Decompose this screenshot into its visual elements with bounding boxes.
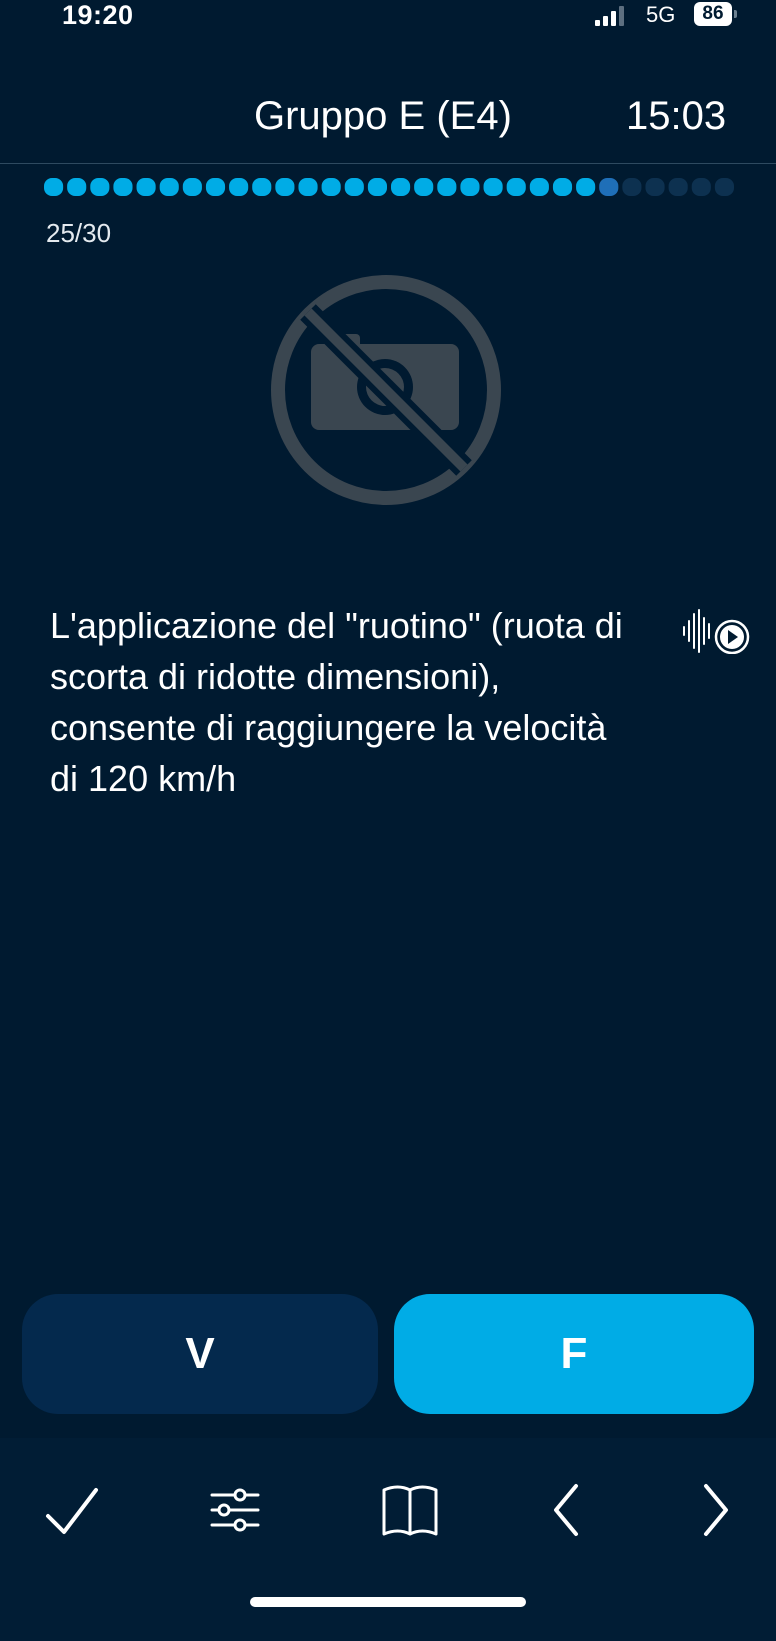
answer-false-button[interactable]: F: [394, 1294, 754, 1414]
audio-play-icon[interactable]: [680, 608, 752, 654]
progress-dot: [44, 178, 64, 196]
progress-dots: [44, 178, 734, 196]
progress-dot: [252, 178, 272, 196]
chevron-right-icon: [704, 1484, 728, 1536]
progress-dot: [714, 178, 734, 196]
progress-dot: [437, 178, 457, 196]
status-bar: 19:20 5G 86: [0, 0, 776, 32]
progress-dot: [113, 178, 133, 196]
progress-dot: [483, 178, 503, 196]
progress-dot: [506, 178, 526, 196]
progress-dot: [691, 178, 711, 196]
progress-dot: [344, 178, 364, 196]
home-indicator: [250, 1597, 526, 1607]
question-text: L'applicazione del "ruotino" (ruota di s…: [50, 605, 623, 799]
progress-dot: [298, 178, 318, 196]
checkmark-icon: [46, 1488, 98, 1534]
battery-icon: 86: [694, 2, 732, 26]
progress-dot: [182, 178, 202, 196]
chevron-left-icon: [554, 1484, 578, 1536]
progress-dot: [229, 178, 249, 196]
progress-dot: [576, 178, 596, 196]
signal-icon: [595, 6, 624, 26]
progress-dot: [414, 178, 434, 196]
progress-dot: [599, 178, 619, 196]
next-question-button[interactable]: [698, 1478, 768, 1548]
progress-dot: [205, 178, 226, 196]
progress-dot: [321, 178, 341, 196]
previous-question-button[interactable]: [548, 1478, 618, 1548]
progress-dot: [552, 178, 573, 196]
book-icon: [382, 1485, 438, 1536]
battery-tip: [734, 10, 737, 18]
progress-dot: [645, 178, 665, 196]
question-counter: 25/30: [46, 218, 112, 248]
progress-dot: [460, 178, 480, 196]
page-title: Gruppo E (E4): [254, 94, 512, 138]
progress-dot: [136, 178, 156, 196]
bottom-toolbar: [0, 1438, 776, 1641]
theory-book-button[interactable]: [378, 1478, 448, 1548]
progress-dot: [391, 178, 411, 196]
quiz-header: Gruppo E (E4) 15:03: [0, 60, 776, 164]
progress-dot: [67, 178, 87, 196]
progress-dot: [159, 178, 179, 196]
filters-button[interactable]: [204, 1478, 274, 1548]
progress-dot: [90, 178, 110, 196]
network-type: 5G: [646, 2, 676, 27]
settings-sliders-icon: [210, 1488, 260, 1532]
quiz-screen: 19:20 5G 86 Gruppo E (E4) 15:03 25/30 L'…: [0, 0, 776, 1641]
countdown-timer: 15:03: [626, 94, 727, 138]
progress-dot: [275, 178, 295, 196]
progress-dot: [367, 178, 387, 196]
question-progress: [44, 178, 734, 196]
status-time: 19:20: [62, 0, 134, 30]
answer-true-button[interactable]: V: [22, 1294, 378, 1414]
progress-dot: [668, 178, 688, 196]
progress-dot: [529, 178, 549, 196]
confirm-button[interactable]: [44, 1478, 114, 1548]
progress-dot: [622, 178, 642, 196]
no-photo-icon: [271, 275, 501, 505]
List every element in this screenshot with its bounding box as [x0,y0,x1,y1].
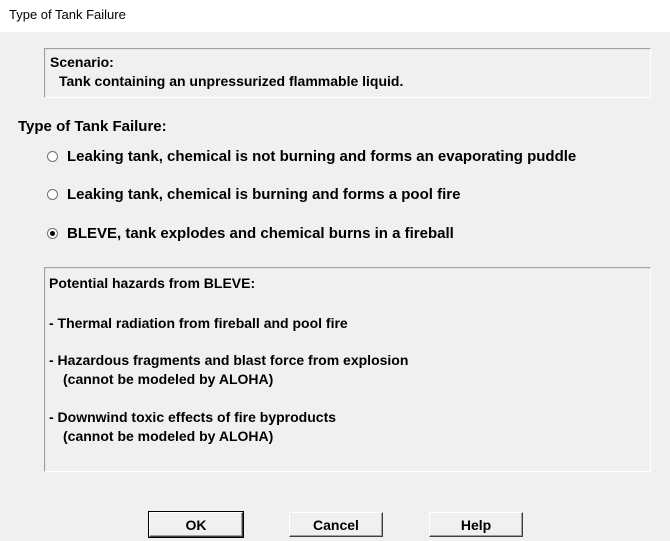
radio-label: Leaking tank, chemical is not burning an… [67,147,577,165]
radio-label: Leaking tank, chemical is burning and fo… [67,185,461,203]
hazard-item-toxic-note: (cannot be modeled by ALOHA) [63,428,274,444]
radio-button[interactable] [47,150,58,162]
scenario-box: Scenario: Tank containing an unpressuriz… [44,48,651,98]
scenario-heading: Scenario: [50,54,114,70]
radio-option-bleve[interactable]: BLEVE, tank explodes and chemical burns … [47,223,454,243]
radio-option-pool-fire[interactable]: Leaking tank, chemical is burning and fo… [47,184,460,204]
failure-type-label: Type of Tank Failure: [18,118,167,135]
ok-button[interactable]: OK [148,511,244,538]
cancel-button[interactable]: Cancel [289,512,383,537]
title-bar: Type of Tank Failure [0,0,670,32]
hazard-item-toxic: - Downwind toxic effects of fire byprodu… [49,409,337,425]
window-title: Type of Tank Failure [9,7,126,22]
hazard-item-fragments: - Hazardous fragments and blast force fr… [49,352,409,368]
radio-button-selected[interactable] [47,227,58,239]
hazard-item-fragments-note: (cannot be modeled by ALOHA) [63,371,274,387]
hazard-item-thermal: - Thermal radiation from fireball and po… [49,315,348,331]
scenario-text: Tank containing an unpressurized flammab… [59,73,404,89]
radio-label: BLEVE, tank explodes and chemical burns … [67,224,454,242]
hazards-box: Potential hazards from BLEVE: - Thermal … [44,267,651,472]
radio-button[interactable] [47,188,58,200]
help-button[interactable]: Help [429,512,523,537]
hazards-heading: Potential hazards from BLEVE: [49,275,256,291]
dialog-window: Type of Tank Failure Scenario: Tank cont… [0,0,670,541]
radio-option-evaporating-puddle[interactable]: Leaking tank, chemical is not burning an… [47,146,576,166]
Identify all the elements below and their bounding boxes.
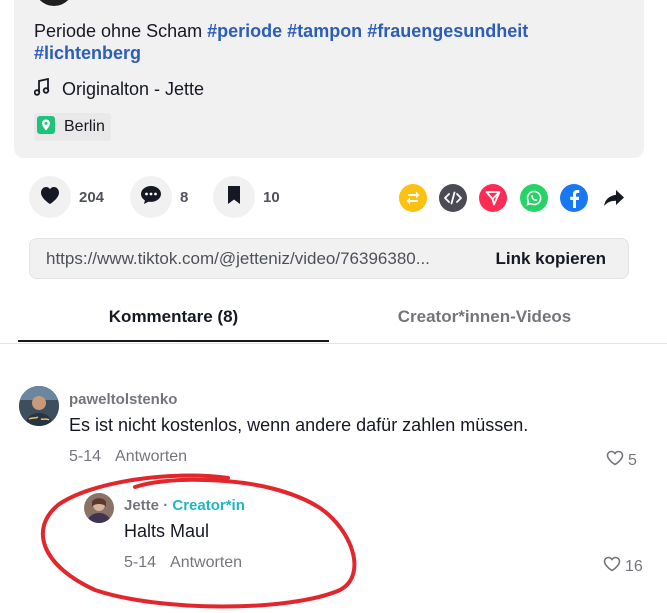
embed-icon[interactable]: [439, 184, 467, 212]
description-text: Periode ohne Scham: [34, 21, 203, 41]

-*-*-

Продублируйте весь перечень выше дословно, строку за строкой. Картинки в ответ не включайте.

Decompose this screenshot into its visual elements with bounding boxes.
answer-false-button[interactable]: F: [394, 1294, 754, 1414]
audio-play-icon[interactable]: [680, 608, 752, 654]
progress-dot: [44, 178, 64, 196]
progress-dots: [44, 178, 734, 196]
progress-dot: [252, 178, 272, 196]
chevron-right-icon: [704, 1484, 728, 1536]
progress-dot: [714, 178, 734, 196]
progress-dot: [437, 178, 457, 196]
status-bar: 19:20 5G 86: [0, 0, 776, 32]
progress-dot: [113, 178, 133, 196]
progress-dot: [483, 178, 503, 196]
progress-dot: [506, 178, 526, 196]
progress-dot: [691, 178, 711, 196]
progress-dot: [344, 178, 364, 196]
home-indicator: [250, 1597, 526, 1607]
question-text: L'applicazione del "ruotino" (ruota di s…: [50, 605, 623, 799]
progress-dot: [298, 178, 318, 196]
checkmark-icon: [46, 1488, 98, 1534]
battery-icon: 86: [694, 2, 732, 26]
progress-dot: [182, 178, 202, 196]
chevron-left-icon: [554, 1484, 578, 1536]
progress-dot: [229, 178, 249, 196]
progress-dot: [576, 178, 596, 196]
signal-icon: [595, 6, 624, 26]
progress-dot: [414, 178, 434, 196]
progress-dot: [599, 178, 619, 196]
next-question-button[interactable]: [698, 1478, 768, 1548]
progress-dot: [205, 178, 226, 196]
progress-dot: [321, 178, 341, 196]
previous-question-button[interactable]: [548, 1478, 618, 1548]
progress-dot: [552, 178, 573, 196]
book-icon: [382, 1485, 438, 1536]
battery-tip: [734, 10, 737, 18]
progress-dot: [645, 178, 665, 196]
question-counter: 25/30: [46, 218, 112, 248]
progress-dot: [460, 178, 480, 196]
page-title: Gruppo E (E4): [254, 94, 512, 138]
progress-dot: [136, 178, 156, 196]
bottom-toolbar: [0, 1438, 776, 1641]
theory-book-button[interactable]: [378, 1478, 448, 1548]
progress-dot: [391, 178, 411, 196]
quiz-header: Gruppo E (E4) 15:03: [0, 60, 776, 164]
progress-dot: [67, 178, 87, 196]
progress-dot: [159, 178, 179, 196]
filters-button[interactable]: [204, 1478, 274, 1548]
progress-dot: [90, 178, 110, 196]
network-type: 5G: [646, 2, 676, 27]
settings-sliders-icon: [210, 1488, 260, 1532]
quiz-screen: 19:20 5G 86 Gruppo E (E4) 15:03 25/30 L'…: [0, 0, 776, 1641]
countdown-timer: 15:03: [626, 94, 727, 138]
progress-dot: [275, 178, 295, 196]
progress-dot: [367, 178, 387, 196]
question-progress: [44, 178, 734, 196]
status-time: 19:20: [62, 0, 134, 30]
answer-true-button[interactable]: V: [22, 1294, 378, 1414]
progress-dot: [668, 178, 688, 196]
progress-dot: [529, 178, 549, 196]
confirm-button[interactable]: [44, 1478, 114, 1548]
progress-dot: [622, 178, 642, 196]
no-photo-icon: [271, 275, 501, 505]
List every element in this screenshot with its bounding box as [x0,y0,x1,y1].
radio-label: Leaking tank, chemical is not burning an… [67,147,577,165]
radio-label: Leaking tank, chemical is burning and fo… [67,185,461,203]
hazard-item-toxic-note: (cannot be modeled by ALOHA) [63,428,274,444]
radio-button[interactable] [47,150,58,162]
scenario-box: Scenario: Tank containing an unpressuriz… [44,48,651,98]
scenario-heading: Scenario: [50,54,114,70]
radio-option-bleve[interactable]: BLEVE, tank explodes and chemical burns … [47,223,454,243]
radio-option-pool-fire[interactable]: Leaking tank, chemical is burning and fo… [47,184,460,204]
failure-type-label: Type of Tank Failure: [18,118,167,135]
ok-button[interactable]: OK [148,511,244,538]
cancel-button[interactable]: Cancel [289,512,383,537]
title-bar: Type of Tank Failure [0,0,670,32]
hazard-item-toxic: - Downwind toxic effects of fire byprodu… [49,409,337,425]
window-title: Type of Tank Failure [9,7,126,22]
hazard-item-fragments: - Hazardous fragments and blast force fr… [49,352,409,368]
radio-button-selected[interactable] [47,227,58,239]
hazard-item-fragments-note: (cannot be modeled by ALOHA) [63,371,274,387]
hazard-item-thermal: - Thermal radiation from fireball and po… [49,315,348,331]
scenario-text: Tank containing an unpressurized flammab… [59,73,404,89]
radio-label: BLEVE, tank explodes and chemical burns … [67,224,454,242]
hazards-box: Potential hazards from BLEVE: - Thermal … [44,267,651,472]
radio-button[interactable] [47,188,58,200]
help-button[interactable]: Help [429,512,523,537]
hazards-heading: Potential hazards from BLEVE: [49,275,256,291]
dialog-window: Type of Tank Failure Scenario: Tank cont… [0,0,670,541]
radio-option-evaporating-puddle[interactable]: Leaking tank, chemical is not burning an… [47,146,576,166]
Identify all the elements below and their bounding boxes.
embed-icon[interactable]: [439, 184, 467, 212]
description-text: Periode ohne Scham: [34, 21, 203, 41]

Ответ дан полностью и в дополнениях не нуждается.